» REQUIREMENT
Below are some records; reproduce every one of them exactly.

[Extracts from a graphics dataset]
-- begin --

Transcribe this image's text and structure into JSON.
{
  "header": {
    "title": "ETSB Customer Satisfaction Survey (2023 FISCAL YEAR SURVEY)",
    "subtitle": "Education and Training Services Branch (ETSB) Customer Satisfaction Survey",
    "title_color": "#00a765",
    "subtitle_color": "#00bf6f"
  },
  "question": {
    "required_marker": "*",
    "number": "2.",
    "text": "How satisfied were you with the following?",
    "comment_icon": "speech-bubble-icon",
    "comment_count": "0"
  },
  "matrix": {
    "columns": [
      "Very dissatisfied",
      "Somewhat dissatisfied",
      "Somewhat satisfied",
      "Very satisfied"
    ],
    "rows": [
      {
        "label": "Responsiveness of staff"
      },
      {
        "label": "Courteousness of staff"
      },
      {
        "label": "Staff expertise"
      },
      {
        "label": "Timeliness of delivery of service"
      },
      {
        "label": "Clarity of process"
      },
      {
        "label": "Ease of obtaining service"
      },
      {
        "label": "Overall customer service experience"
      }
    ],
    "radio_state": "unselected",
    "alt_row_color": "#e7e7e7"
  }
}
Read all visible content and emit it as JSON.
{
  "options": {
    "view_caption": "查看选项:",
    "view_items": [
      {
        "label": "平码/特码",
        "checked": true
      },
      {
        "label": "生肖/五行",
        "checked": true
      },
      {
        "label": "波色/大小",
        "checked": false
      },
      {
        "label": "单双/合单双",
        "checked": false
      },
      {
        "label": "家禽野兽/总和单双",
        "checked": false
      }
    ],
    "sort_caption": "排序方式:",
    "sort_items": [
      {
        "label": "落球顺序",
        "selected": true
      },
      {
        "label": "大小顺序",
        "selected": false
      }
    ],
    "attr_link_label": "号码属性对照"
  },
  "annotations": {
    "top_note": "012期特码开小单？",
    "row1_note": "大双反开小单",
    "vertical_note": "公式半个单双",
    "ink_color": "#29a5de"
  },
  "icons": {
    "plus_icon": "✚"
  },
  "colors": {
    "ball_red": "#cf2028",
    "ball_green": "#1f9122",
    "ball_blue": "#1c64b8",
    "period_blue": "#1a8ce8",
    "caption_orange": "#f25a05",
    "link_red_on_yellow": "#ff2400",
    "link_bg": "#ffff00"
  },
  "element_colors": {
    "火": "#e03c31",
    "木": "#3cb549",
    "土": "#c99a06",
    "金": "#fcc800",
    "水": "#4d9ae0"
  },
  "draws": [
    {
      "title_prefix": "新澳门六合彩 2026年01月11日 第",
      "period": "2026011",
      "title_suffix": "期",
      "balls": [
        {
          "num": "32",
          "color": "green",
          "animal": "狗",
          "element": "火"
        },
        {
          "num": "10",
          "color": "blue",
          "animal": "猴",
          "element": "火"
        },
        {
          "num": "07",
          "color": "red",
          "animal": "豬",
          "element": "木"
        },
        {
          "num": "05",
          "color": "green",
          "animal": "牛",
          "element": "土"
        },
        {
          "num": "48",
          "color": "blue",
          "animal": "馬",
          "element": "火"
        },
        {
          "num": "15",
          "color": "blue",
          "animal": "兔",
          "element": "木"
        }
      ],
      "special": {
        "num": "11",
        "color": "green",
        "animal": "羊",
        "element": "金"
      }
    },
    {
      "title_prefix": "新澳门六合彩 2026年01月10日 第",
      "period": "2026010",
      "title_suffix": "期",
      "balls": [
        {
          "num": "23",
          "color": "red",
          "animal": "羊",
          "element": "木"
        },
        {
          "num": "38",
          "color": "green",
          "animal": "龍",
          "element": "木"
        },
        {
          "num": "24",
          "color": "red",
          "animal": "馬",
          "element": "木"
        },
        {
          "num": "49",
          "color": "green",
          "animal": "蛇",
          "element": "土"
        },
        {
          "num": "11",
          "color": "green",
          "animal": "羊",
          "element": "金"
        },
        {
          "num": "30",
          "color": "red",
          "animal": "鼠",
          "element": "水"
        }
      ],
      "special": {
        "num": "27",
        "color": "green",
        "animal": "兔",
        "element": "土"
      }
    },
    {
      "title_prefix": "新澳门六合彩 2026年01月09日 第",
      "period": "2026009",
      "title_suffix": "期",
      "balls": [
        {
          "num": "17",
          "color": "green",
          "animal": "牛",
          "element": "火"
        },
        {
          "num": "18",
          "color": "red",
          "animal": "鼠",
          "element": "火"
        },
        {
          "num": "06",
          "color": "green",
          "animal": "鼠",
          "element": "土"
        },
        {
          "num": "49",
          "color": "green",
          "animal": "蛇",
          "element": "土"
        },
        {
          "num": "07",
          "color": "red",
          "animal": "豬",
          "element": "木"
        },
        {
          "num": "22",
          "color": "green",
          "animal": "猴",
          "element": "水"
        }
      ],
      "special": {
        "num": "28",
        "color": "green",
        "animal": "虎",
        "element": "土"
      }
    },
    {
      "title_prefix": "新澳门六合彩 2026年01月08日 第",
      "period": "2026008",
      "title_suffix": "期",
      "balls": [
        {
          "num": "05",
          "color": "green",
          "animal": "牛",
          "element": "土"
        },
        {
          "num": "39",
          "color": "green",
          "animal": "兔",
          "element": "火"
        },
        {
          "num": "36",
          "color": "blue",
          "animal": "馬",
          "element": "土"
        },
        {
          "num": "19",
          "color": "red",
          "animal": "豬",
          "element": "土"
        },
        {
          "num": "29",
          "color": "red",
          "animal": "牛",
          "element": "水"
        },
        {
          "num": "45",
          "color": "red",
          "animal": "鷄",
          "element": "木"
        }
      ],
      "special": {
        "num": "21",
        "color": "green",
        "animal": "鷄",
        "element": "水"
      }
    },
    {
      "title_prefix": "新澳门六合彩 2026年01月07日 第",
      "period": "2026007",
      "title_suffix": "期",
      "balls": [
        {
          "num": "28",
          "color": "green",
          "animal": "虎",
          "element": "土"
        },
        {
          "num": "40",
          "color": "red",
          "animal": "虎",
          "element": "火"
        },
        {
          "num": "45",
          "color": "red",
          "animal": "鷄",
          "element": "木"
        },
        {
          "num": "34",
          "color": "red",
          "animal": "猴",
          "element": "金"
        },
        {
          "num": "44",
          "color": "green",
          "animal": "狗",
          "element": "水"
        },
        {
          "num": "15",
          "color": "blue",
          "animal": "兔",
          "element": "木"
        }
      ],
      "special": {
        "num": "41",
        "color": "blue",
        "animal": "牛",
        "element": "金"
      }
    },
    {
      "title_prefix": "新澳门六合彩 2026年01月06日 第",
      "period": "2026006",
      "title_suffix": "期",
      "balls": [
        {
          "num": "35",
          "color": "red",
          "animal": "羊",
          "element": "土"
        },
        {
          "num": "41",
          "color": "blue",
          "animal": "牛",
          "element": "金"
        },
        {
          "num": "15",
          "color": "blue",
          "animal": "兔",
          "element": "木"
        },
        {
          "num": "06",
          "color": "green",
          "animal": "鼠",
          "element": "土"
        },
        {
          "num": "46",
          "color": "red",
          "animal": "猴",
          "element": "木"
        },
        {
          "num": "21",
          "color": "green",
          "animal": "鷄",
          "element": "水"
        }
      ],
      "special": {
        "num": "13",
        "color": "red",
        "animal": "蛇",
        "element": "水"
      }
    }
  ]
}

-- end --

» EXERCISE ANSWER
Transcribe this image's text and structure into JSON.
{
  "header": {
    "title": "ETSB Customer Satisfaction Survey (2023 FISCAL YEAR SURVEY)",
    "subtitle": "Education and Training Services Branch (ETSB) Customer Satisfaction Survey",
    "title_color": "#00a765",
    "subtitle_color": "#00bf6f"
  },
  "question": {
    "required_marker": "*",
    "number": "2.",
    "text": "How satisfied were you with the following?",
    "comment_icon": "speech-bubble-icon",
    "comment_count": "0"
  },
  "matrix": {
    "columns": [
      "Very dissatisfied",
      "Somewhat dissatisfied",
      "Somewhat satisfied",
      "Very satisfied"
    ],
    "rows": [
      {
        "label": "Responsiveness of staff"
      },
      {
        "label": "Courteousness of staff"
      },
      {
        "label": "Staff expertise"
      },
      {
        "label": "Timeliness of delivery of service"
      },
      {
        "label": "Clarity of process"
      },
      {
        "label": "Ease of obtaining service"
      },
      {
        "label": "Overall customer service experience"
      }
    ],
    "radio_state": "unselected",
    "alt_row_color": "#e7e7e7"
  }
}
Read all visible content and emit it as JSON.
{
  "options": {
    "view_caption": "查看选项:",
    "view_items": [
      {
        "label": "平码/特码",
        "checked": true
      },
      {
        "label": "生肖/五行",
        "checked": true
      },
      {
        "label": "波色/大小",
        "checked": false
      },
      {
        "label": "单双/合单双",
        "checked": false
      },
      {
        "label": "家禽野兽/总和单双",
        "checked": false
      }
    ],
    "sort_caption": "排序方式:",
    "sort_items": [
      {
        "label": "落球顺序",
        "selected": true
      },
      {
        "label": "大小顺序",
        "selected": false
      }
    ],
    "attr_link_label": "号码属性对照"
  },
  "annotations": {
    "top_note": "012期特码开小单？",
    "row1_note": "大双反开小单",
    "vertical_note": "公式半个单双",
    "ink_color": "#29a5de"
  },
  "icons": {
    "plus_icon": "✚"
  },
  "colors": {
    "ball_red": "#cf2028",
    "ball_green": "#1f9122",
    "ball_blue": "#1c64b8",
    "period_blue": "#1a8ce8",
    "caption_orange": "#f25a05",
    "link_red_on_yellow": "#ff2400",
    "link_bg": "#ffff00"
  },
  "element_colors": {
    "火": "#e03c31",
    "木": "#3cb549",
    "土": "#c99a06",
    "金": "#fcc800",
    "水": "#4d9ae0"
  },
  "draws": [
    {
      "title_prefix": "新澳门六合彩 2026年01月11日 第",
      "period": "2026011",
      "title_suffix": "期",
      "balls": [
        {
          "num": "32",
          "color": "green",
          "animal": "狗",
          "element": "火"
        },
        {
          "num": "10",
          "color": "blue",
          "animal": "猴",
          "element": "火"
        },
        {
          "num": "07",
          "color": "red",
          "animal": "豬",
          "element": "木"
        },
        {
          "num": "05",
          "color": "green",
          "animal": "牛",
          "element": "土"
        },
        {
          "num": "48",
          "color": "blue",
          "animal": "馬",
          "element": "火"
        },
        {
          "num": "15",
          "color": "blue",
          "animal": "兔",
          "element": "木"
        }
      ],
      "special": {
        "num": "11",
        "color": "green",
        "animal": "羊",
        "element": "金"
      }
    },
    {
      "title_prefix": "新澳门六合彩 2026年01月10日 第",
      "period": "2026010",
      "title_suffix": "期",
      "balls": [
        {
          "num": "23",
          "color": "red",
          "animal": "羊",
          "element": "木"
        },
        {
          "num": "38",
          "color": "green",
          "animal": "龍",
          "element": "木"
        },
        {
          "num": "24",
          "color": "red",
          "animal": "馬",
          "element": "木"
        },
        {
          "num": "49",
          "color": "green",
          "animal": "蛇",
          "element": "土"
        },
        {
          "num": "11",
          "color": "green",
          "animal": "羊",
          "element": "金"
        },
        {
          "num": "30",
          "color": "red",
          "animal": "鼠",
          "element": "水"
        }
      ],
      "special": {
        "num": "27",
        "color": "green",
        "animal": "兔",
        "element": "土"
      }
    },
    {
      "title_prefix": "新澳门六合彩 2026年01月09日 第",
      "period": "2026009",
      "title_suffix": "期",
      "balls": [
        {
          "num": "17",
          "color": "green",
          "animal": "牛",
          "element": "火"
        },
        {
          "num": "18",
          "color": "red",
          "animal": "鼠",
          "element": "火"
        },
        {
          "num": "06",
          "color": "green",
          "animal": "鼠",
          "element": "土"
        },
        {
          "num": "49",
          "color": "green",
          "animal": "蛇",
          "element": "土"
        },
        {
          "num": "07",
          "color": "red",
          "animal": "豬",
          "element": "木"
        },
        {
          "num": "22",
          "color": "green",
          "animal": "猴",
          "element": "水"
        }
      ],
      "special": {
        "num": "28",
        "color": "green",
        "animal": "虎",
        "element": "土"
      }
    },
    {
      "title_prefix": "新澳门六合彩 2026年01月08日 第",
      "period": "2026008",
      "title_suffix": "期",
      "balls": [
        {
          "num": "05",
          "color": "green",
          "animal": "牛",
          "element": "土"
        },
        {
          "num": "39",
          "color": "green",
          "animal": "兔",
          "element": "火"
        },
        {
          "num": "36",
          "color": "blue",
          "animal": "馬",
          "element": "土"
        },
        {
          "num": "19",
          "color": "red",
          "animal": "豬",
          "element": "土"
        },
        {
          "num": "29",
          "color": "red",
          "animal": "牛",
          "element": "水"
        },
        {
          "num": "45",
          "color": "red",
          "animal": "鷄",
          "element": "木"
        }
      ],
      "special": {
        "num": "21",
        "color": "green",
        "animal": "鷄",
        "element": "水"
      }
    },
    {
      "title_prefix": "新澳门六合彩 2026年01月07日 第",
      "period": "2026007",
      "title_suffix": "期",
      "balls": [
        {
          "num": "28",
          "color": "green",
          "animal": "虎",
          "element": "土"
        },
        {
          "num": "40",
          "color": "red",
          "animal": "虎",
          "element": "火"
        },
        {
          "num": "45",
          "color": "red",
          "animal": "鷄",
          "element": "木"
        },
        {
          "num": "34",
          "color": "red",
          "animal": "猴",
          "element": "金"
        },
        {
          "num": "44",
          "color": "green",
          "animal": "狗",
          "element": "水"
        },
        {
          "num": "15",
          "color": "blue",
          "animal": "兔",
          "element": "木"
        }
      ],
      "special": {
        "num": "41",
        "color": "blue",
        "animal": "牛",
        "element": "金"
      }
    },
    {
      "title_prefix": "新澳门六合彩 2026年01月06日 第",
      "period": "2026006",
      "title_suffix": "期",
      "balls": [
        {
          "num": "35",
          "color": "red",
          "animal": "羊",
          "element": "土"
        },
        {
          "num": "41",
          "color": "blue",
          "animal": "牛",
          "element": "金"
        },
        {
          "num": "15",
          "color": "blue",
          "animal": "兔",
          "element": "木"
        },
        {
          "num": "06",
          "color": "green",
          "animal": "鼠",
          "element": "土"
        },
        {
          "num": "46",
          "color": "red",
          "animal": "猴",
          "element": "木"
        },
        {
          "num": "21",
          "color": "green",
          "animal": "鷄",
          "element": "水"
        }
      ],
      "special": {
        "num": "13",
        "color": "red",
        "animal": "蛇",
        "element": "水"
      }
    }
  ]
}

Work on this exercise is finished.